Exercise task -> For the listing below, give the number of lines in which "this" occurs. Add nothing.

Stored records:
>>>
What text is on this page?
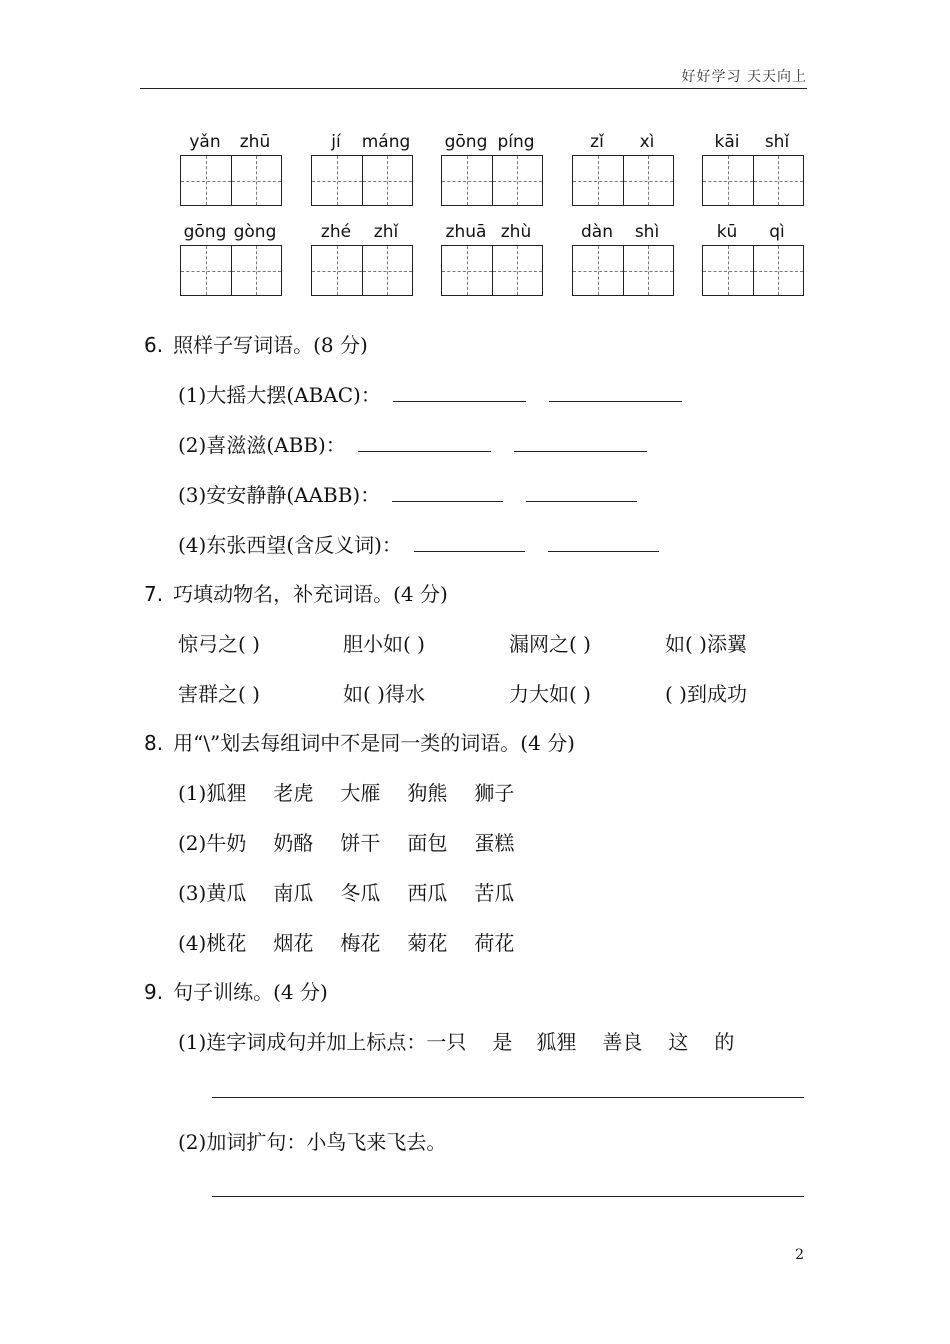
好好学习 天天向上
yǎn	zhū	jí	máng gōng píng	zǐ	xì	kāi	shǐ
gōng gòng	zhé	zhǐ	zhuā zhù	dàn	shì	kū	qì
6. 照样子写词语。(8 分)
(1)大摇大摆(ABAC)：
(2)喜滋滋(ABB)：
(3)安安静静(AABB)：
(4)东张西望(含反义词)：
7. 巧填动物名，补充词语。(4 分)
惊弓之( )	胆小如( )	漏网之( )	如( )添翼
害群之( )	如( )得水	力大如( )	( )到成功
8. 用“\”划去每组词中不是同一类的词语。(4 分)
(1)狐狸 老虎 大雁 狗熊 狮子
(2)牛奶 奶酪 饼干 面包 蛋糕
(3)黄瓜 南瓜 冬瓜 西瓜 苦瓜
(4)桃花 烟花 梅花 菊花 荷花
9. 句子训练。(4 分)
(1)连字词成句并加上标点：一只 是 狐狸 善良 这 的
(2)加词扩句：小鸟飞来飞去。
2
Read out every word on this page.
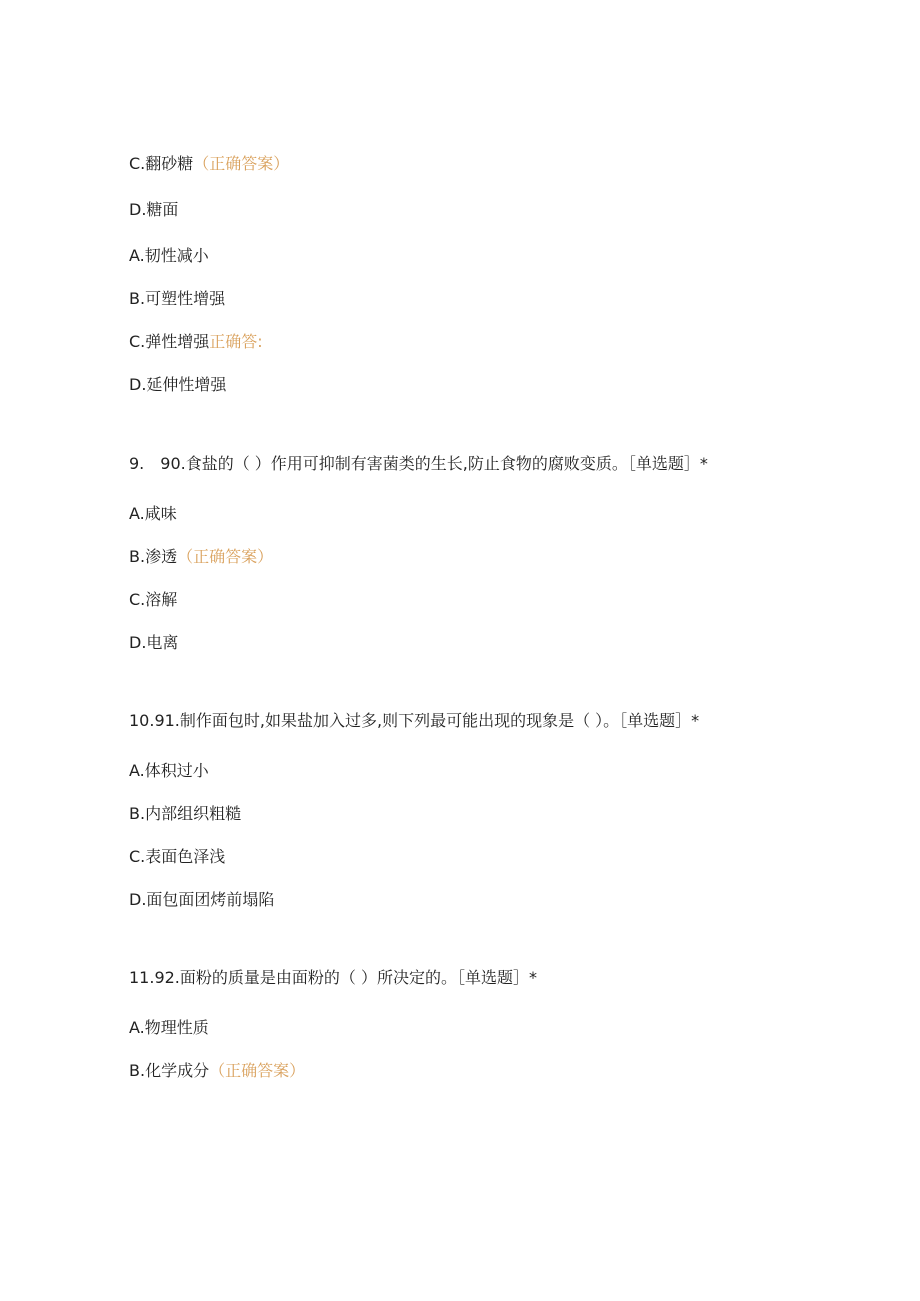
C.翻砂糖（正确答案）
D.糖面
A.韧性减小
B.可塑性增强
C.弹性增强正确答:
D.延伸性增强
9.　90.食盐的（ ）作用可抑制有害菌类的生长,防止食物的腐败变质。［单选题］*
A.咸味
B.渗透（正确答案）
C.溶解
D.电离
10.91.制作面包时,如果盐加入过多,则下列最可能出现的现象是（ ）。［单选题］*
A.体积过小
B.内部组织粗糙
C.表面色泽浅
D.面包面团烤前塌陷
11.92.面粉的质量是由面粉的（ ）所决定的。［单选题］*
A.物理性质
B.化学成分（正确答案）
<<<
The solution -> 2